Enunciado de la tarea
Copia textualmente el pasaje del fragmento sobre Heredia que va de "Se le reprocha" a "de los olvidos?", ambos incluidos.

---- Fragmento del documento

Ciertamente fué un orfebre como todos los del Parnaso. Tenía el cuidado
de la rima, la preocupación de la palabra y, naturalmente, el orgullo
del pensamiento. No hay uno solo de los «impasibles» que no tenga en su
estrofa, en la apariencia, fría, un estremecimiento emocional, pues
emoción hay hasta en las más profundas especulaciones mentales.
 
Lo que distingue a Heredia es la frecuencia del mármol y del metal,
materiales de su labor. La dedicatoria a su madre en «Les Trophées» es
una lápida romana. La mayor parte de sus sonetos son casi epigráficos,
dignos de una estela. Heredia no escribió una sola línea que no fuese
monumental. De allí esa augusta disposición de los conceptos, esa noble
euritmia rítmica, esa belleza grandiosa de sus pequeños templos de
catorce columnas.
 
Se le reprocha su parto elefantino, tardío y único. ¿Se habría preferido
que amontonase en las librerías volúmenes sobre volúmenes, a la manera
de tanto fecundo multíparo de la literatura cuya prole, sin dolor
creada, servirá tan sólo por su inanidad y número para hacer más pesada
y más invisible la losa del más justificado de los olvidos?

--------
---- Datos extraídos

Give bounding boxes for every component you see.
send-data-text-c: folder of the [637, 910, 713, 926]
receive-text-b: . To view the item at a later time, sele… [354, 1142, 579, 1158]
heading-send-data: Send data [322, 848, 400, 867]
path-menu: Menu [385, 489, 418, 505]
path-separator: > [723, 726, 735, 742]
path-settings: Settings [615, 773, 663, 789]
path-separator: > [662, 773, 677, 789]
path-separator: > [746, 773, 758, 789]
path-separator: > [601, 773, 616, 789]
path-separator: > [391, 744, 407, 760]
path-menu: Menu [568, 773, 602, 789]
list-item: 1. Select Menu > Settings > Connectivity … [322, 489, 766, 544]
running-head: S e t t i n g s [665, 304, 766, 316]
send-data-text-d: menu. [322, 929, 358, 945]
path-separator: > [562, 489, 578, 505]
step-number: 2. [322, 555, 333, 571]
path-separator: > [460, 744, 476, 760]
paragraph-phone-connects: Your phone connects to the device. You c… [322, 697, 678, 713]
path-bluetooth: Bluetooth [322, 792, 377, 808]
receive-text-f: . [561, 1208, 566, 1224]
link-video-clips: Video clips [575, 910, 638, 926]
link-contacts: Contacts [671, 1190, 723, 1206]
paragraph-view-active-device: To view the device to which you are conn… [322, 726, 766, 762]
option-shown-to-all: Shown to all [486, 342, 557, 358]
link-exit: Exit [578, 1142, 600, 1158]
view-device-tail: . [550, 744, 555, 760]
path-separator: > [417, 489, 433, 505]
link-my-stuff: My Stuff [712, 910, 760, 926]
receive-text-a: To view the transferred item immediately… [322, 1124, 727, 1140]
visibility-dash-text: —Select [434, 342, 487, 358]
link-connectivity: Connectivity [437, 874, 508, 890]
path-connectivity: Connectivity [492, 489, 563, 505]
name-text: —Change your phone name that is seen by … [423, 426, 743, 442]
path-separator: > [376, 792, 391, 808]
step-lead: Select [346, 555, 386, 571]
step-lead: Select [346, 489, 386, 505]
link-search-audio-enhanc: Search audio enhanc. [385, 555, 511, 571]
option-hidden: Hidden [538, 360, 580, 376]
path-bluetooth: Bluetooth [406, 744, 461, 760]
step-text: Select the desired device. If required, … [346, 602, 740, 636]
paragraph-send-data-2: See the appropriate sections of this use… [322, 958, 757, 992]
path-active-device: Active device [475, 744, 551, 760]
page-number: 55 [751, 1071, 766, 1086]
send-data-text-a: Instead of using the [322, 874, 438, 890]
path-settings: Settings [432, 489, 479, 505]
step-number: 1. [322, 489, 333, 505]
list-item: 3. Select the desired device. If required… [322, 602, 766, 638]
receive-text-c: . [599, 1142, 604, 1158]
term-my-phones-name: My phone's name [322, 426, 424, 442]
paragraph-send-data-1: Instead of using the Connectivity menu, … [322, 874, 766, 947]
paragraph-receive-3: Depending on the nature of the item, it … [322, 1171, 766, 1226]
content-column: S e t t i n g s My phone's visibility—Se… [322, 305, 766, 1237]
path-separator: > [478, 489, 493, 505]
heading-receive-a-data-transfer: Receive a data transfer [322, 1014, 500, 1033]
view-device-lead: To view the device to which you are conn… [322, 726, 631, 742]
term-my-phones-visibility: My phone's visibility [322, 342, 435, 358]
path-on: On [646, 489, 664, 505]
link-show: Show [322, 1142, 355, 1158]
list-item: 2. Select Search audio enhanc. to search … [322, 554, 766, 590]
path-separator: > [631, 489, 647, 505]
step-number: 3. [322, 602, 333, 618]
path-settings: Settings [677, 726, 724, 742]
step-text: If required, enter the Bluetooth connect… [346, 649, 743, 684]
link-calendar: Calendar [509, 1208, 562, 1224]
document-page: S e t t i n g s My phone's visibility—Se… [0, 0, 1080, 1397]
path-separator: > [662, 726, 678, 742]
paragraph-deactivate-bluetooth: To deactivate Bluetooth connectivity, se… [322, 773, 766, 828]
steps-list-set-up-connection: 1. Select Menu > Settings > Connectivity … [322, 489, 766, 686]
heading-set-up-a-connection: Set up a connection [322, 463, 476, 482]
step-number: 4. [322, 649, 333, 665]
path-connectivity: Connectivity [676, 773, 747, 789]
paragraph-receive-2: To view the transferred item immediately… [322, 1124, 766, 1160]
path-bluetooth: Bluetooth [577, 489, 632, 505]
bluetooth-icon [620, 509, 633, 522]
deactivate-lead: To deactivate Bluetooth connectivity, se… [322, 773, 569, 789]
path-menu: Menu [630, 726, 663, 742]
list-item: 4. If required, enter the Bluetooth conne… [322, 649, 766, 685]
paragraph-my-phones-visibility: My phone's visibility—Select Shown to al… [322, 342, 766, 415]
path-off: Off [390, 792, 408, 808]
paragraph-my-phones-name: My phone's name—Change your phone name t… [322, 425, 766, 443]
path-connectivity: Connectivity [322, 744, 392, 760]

--------

Respuesta del ejercicio
Se le reprocha su parto elefantino, tardío y único. ¿Se habría preferido
que amontonase en las librerías volúmenes sobre volúmenes, a la manera
de tanto fecundo multíparo de la literatura cuya prole, sin dolor
creada, servirá tan sólo por su inanidad y número para hacer más pesada
y más invisible la losa del más justificado de los olvidos?